Each line of the data that includes the string "Delivery" is to be copied out.
◆ ◆ ◆ ◆
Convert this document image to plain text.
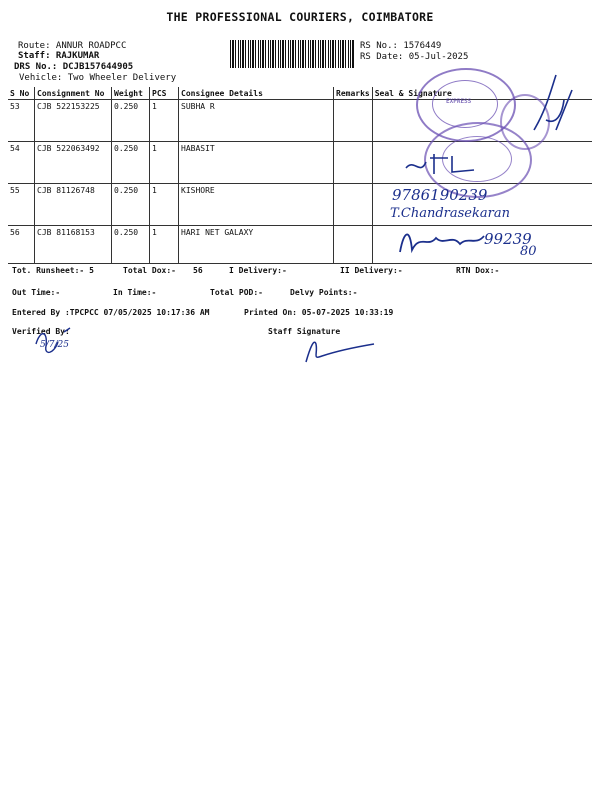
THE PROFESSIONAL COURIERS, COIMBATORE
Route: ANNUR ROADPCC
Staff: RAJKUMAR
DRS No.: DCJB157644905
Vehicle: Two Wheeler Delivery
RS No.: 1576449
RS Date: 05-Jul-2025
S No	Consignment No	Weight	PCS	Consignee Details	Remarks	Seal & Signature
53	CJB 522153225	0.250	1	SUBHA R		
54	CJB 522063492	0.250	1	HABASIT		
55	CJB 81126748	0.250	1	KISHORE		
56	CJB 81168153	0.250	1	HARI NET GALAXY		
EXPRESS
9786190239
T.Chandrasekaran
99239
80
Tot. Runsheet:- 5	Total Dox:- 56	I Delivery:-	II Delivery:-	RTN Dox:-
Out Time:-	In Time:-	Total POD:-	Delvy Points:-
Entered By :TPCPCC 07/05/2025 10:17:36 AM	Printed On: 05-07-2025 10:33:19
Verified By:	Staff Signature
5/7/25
◆ ◆ ◆ ◆
Correct result -
Vehicle: Two Wheeler Delivery
Tot. Runsheet:- 5	Total Dox:- 56	I Delivery:-	II Delivery:-	RTN Dox:-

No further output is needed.